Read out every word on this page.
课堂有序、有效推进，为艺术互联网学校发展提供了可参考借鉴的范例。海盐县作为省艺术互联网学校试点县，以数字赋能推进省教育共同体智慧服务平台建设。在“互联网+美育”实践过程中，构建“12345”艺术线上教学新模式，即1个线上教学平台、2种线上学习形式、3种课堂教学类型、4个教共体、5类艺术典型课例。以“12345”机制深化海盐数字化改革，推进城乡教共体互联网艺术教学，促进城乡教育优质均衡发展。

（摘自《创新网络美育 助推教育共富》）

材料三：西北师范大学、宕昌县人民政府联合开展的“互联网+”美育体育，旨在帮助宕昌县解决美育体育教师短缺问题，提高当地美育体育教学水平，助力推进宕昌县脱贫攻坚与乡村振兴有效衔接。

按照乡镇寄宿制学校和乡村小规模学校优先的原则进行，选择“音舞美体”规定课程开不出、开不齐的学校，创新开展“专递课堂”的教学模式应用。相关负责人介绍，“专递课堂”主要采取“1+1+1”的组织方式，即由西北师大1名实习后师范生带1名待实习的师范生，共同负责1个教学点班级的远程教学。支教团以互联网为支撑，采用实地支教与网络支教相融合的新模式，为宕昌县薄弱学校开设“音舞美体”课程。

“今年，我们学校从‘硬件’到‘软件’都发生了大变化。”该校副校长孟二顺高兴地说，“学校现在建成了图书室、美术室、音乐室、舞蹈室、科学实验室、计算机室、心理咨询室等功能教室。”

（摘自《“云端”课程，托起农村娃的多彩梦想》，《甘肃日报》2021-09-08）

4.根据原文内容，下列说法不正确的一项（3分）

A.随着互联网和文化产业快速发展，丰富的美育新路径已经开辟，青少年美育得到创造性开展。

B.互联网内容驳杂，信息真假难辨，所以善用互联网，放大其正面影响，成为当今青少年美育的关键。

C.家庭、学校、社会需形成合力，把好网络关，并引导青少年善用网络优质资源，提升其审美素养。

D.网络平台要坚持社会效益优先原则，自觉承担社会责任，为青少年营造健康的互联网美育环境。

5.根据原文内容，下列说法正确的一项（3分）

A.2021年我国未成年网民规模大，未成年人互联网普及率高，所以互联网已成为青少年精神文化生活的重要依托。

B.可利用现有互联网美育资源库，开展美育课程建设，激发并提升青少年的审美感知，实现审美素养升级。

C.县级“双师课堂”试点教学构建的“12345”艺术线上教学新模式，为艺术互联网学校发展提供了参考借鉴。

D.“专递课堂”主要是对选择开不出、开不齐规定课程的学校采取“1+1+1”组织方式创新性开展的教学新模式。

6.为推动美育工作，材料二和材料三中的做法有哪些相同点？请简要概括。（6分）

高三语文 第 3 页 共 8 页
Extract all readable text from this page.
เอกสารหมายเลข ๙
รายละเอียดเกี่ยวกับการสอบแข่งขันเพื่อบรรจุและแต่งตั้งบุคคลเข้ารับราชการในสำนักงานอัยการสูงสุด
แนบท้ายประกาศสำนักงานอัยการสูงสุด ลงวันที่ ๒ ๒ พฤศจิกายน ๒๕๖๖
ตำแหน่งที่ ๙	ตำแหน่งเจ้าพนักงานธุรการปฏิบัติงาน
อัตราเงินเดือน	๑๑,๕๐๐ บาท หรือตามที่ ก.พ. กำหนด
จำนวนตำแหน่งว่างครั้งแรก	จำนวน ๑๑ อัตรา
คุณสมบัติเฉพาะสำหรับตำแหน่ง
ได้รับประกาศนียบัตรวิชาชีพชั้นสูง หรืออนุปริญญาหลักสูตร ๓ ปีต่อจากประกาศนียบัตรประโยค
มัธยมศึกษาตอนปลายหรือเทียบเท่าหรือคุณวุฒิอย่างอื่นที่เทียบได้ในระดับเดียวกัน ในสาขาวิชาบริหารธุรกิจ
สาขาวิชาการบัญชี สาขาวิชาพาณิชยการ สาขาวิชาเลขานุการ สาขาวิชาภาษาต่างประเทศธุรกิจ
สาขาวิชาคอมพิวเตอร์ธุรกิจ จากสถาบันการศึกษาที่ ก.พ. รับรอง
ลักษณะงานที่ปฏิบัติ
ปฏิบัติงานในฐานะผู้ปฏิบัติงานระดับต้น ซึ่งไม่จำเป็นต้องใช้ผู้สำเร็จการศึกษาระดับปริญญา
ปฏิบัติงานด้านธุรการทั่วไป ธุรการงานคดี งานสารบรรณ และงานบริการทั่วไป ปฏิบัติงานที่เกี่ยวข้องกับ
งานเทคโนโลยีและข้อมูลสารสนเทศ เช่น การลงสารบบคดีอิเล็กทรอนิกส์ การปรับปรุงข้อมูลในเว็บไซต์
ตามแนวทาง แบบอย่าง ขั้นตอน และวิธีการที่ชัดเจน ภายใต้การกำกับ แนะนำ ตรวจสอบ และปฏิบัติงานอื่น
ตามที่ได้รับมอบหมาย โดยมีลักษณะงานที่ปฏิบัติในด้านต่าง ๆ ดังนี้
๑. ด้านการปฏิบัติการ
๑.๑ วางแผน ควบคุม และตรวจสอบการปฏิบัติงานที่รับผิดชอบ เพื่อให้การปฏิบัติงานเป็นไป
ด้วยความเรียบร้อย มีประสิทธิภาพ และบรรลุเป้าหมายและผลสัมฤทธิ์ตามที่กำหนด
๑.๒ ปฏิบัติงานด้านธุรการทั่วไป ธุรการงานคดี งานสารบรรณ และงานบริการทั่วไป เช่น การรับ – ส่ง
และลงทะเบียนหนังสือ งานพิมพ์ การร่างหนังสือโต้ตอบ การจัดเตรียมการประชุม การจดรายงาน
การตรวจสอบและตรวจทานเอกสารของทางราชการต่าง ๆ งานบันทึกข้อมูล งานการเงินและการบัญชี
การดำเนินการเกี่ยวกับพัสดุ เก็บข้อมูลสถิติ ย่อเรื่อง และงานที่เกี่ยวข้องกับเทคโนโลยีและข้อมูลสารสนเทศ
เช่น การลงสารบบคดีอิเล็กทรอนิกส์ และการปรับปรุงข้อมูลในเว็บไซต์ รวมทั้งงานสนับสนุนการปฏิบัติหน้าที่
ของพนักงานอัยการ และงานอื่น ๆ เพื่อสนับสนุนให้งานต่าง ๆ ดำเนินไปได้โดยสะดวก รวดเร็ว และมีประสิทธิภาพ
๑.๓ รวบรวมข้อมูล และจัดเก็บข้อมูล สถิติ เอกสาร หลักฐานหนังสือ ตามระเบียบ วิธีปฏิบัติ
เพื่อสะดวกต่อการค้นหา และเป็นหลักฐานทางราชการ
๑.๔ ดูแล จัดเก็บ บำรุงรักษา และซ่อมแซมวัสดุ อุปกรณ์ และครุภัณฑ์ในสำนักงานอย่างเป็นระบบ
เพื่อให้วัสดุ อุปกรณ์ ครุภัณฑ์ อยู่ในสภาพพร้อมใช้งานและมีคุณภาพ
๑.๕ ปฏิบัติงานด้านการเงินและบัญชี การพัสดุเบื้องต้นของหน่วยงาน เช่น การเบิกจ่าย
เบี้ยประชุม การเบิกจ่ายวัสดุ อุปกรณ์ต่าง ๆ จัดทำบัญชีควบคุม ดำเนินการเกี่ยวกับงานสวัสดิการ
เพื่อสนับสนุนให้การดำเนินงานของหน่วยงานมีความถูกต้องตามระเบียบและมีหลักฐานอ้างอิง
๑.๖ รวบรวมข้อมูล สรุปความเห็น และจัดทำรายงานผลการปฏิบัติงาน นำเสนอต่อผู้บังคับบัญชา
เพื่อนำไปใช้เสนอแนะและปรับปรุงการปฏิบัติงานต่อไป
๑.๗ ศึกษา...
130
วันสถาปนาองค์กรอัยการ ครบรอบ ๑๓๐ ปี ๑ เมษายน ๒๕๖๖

________________

Challenge:
Output the listing above word for word.

Right answer:
Read out every word on this page.
课堂有序、有效推进，为艺术互联网学校发展提供了可参考借鉴的范例。海盐县作为省艺术互联网学校试点县，以数字赋能推进省教育共同体智慧服务平台建设。在“互联网+美育”实践过程中，构建“12345”艺术线上教学新模式，即1个线上教学平台、2种线上学习形式、3种课堂教学类型、4个教共体、5类艺术典型课例。以“12345”机制深化海盐数字化改革，推进城乡教共体互联网艺术教学，促进城乡教育优质均衡发展。

（摘自《创新网络美育 助推教育共富》）

材料三：西北师范大学、宕昌县人民政府联合开展的“互联网+”美育体育，旨在帮助宕昌县解决美育体育教师短缺问题，提高当地美育体育教学水平，助力推进宕昌县脱贫攻坚与乡村振兴有效衔接。

按照乡镇寄宿制学校和乡村小规模学校优先的原则进行，选择“音舞美体”规定课程开不出、开不齐的学校，创新开展“专递课堂”的教学模式应用。相关负责人介绍，“专递课堂”主要采取“1+1+1”的组织方式，即由西北师大1名实习后师范生带1名待实习的师范生，共同负责1个教学点班级的远程教学。支教团以互联网为支撑，采用实地支教与网络支教相融合的新模式，为宕昌县薄弱学校开设“音舞美体”课程。

“今年，我们学校从‘硬件’到‘软件’都发生了大变化。”该校副校长孟二顺高兴地说，“学校现在建成了图书室、美术室、音乐室、舞蹈室、科学实验室、计算机室、心理咨询室等功能教室。”

（摘自《“云端”课程，托起农村娃的多彩梦想》，《甘肃日报》2021-09-08）

4.根据原文内容，下列说法不正确的一项（3分）

A.随着互联网和文化产业快速发展，丰富的美育新路径已经开辟，青少年美育得到创造性开展。

B.互联网内容驳杂，信息真假难辨，所以善用互联网，放大其正面影响，成为当今青少年美育的关键。

C.家庭、学校、社会需形成合力，把好网络关，并引导青少年善用网络优质资源，提升其审美素养。

D.网络平台要坚持社会效益优先原则，自觉承担社会责任，为青少年营造健康的互联网美育环境。

5.根据原文内容，下列说法正确的一项（3分）

A.2021年我国未成年网民规模大，未成年人互联网普及率高，所以互联网已成为青少年精神文化生活的重要依托。

B.可利用现有互联网美育资源库，开展美育课程建设，激发并提升青少年的审美感知，实现审美素养升级。

C.县级“双师课堂”试点教学构建的“12345”艺术线上教学新模式，为艺术互联网学校发展提供了参考借鉴。

D.“专递课堂”主要是对选择开不出、开不齐规定课程的学校采取“1+1+1”组织方式创新性开展的教学新模式。

6.为推动美育工作，材料二和材料三中的做法有哪些相同点？请简要概括。（6分）

高三语文 第 3 页 共 8 页
Extract all readable text from this page.
เอกสารหมายเลข ๙
รายละเอียดเกี่ยวกับการสอบแข่งขันเพื่อบรรจุและแต่งตั้งบุคคลเข้ารับราชการในสำนักงานอัยการสูงสุด
แนบท้ายประกาศสำนักงานอัยการสูงสุด ลงวันที่ ๒ ๒ พฤศจิกายน ๒๕๖๖
ตำแหน่งที่ ๙	ตำแหน่งเจ้าพนักงานธุรการปฏิบัติงาน
อัตราเงินเดือน	๑๑,๕๐๐ บาท หรือตามที่ ก.พ. กำหนด
จำนวนตำแหน่งว่างครั้งแรก	จำนวน ๑๑ อัตรา
คุณสมบัติเฉพาะสำหรับตำแหน่ง
ได้รับประกาศนียบัตรวิชาชีพชั้นสูง หรืออนุปริญญาหลักสูตร ๓ ปีต่อจากประกาศนียบัตรประโยค
มัธยมศึกษาตอนปลายหรือเทียบเท่าหรือคุณวุฒิอย่างอื่นที่เทียบได้ในระดับเดียวกัน ในสาขาวิชาบริหารธุรกิจ
สาขาวิชาการบัญชี สาขาวิชาพาณิชยการ สาขาวิชาเลขานุการ สาขาวิชาภาษาต่างประเทศธุรกิจ
สาขาวิชาคอมพิวเตอร์ธุรกิจ จากสถาบันการศึกษาที่ ก.พ. รับรอง
ลักษณะงานที่ปฏิบัติ
ปฏิบัติงานในฐานะผู้ปฏิบัติงานระดับต้น ซึ่งไม่จำเป็นต้องใช้ผู้สำเร็จการศึกษาระดับปริญญา
ปฏิบัติงานด้านธุรการทั่วไป ธุรการงานคดี งานสารบรรณ และงานบริการทั่วไป ปฏิบัติงานที่เกี่ยวข้องกับ
งานเทคโนโลยีและข้อมูลสารสนเทศ เช่น การลงสารบบคดีอิเล็กทรอนิกส์ การปรับปรุงข้อมูลในเว็บไซต์
ตามแนวทาง แบบอย่าง ขั้นตอน และวิธีการที่ชัดเจน ภายใต้การกำกับ แนะนำ ตรวจสอบ และปฏิบัติงานอื่น
ตามที่ได้รับมอบหมาย โดยมีลักษณะงานที่ปฏิบัติในด้านต่าง ๆ ดังนี้
๑. ด้านการปฏิบัติการ
๑.๑ วางแผน ควบคุม และตรวจสอบการปฏิบัติงานที่รับผิดชอบ เพื่อให้การปฏิบัติงานเป็นไป
ด้วยความเรียบร้อย มีประสิทธิภาพ และบรรลุเป้าหมายและผลสัมฤทธิ์ตามที่กำหนด
๑.๒ ปฏิบัติงานด้านธุรการทั่วไป ธุรการงานคดี งานสารบรรณ และงานบริการทั่วไป เช่น การรับ – ส่ง
และลงทะเบียนหนังสือ งานพิมพ์ การร่างหนังสือโต้ตอบ การจัดเตรียมการประชุม การจดรายงาน
การตรวจสอบและตรวจทานเอกสารของทางราชการต่าง ๆ งานบันทึกข้อมูล งานการเงินและการบัญชี
การดำเนินการเกี่ยวกับพัสดุ เก็บข้อมูลสถิติ ย่อเรื่อง และงานที่เกี่ยวข้องกับเทคโนโลยีและข้อมูลสารสนเทศ
เช่น การลงสารบบคดีอิเล็กทรอนิกส์ และการปรับปรุงข้อมูลในเว็บไซต์ รวมทั้งงานสนับสนุนการปฏิบัติหน้าที่
ของพนักงานอัยการ และงานอื่น ๆ เพื่อสนับสนุนให้งานต่าง ๆ ดำเนินไปได้โดยสะดวก รวดเร็ว และมีประสิทธิภาพ
๑.๓ รวบรวมข้อมูล และจัดเก็บข้อมูล สถิติ เอกสาร หลักฐานหนังสือ ตามระเบียบ วิธีปฏิบัติ
เพื่อสะดวกต่อการค้นหา และเป็นหลักฐานทางราชการ
๑.๔ ดูแล จัดเก็บ บำรุงรักษา และซ่อมแซมวัสดุ อุปกรณ์ และครุภัณฑ์ในสำนักงานอย่างเป็นระบบ
เพื่อให้วัสดุ อุปกรณ์ ครุภัณฑ์ อยู่ในสภาพพร้อมใช้งานและมีคุณภาพ
๑.๕ ปฏิบัติงานด้านการเงินและบัญชี การพัสดุเบื้องต้นของหน่วยงาน เช่น การเบิกจ่าย
เบี้ยประชุม การเบิกจ่ายวัสดุ อุปกรณ์ต่าง ๆ จัดทำบัญชีควบคุม ดำเนินการเกี่ยวกับงานสวัสดิการ
เพื่อสนับสนุนให้การดำเนินงานของหน่วยงานมีความถูกต้องตามระเบียบและมีหลักฐานอ้างอิง
๑.๖ รวบรวมข้อมูล สรุปความเห็น และจัดทำรายงานผลการปฏิบัติงาน นำเสนอต่อผู้บังคับบัญชา
เพื่อนำไปใช้เสนอแนะและปรับปรุงการปฏิบัติงานต่อไป
๑.๗ ศึกษา...
130
วันสถาปนาองค์กรอัยการ ครบรอบ ๑๓๐ ปี ๑ เมษายน ๒๕๖๖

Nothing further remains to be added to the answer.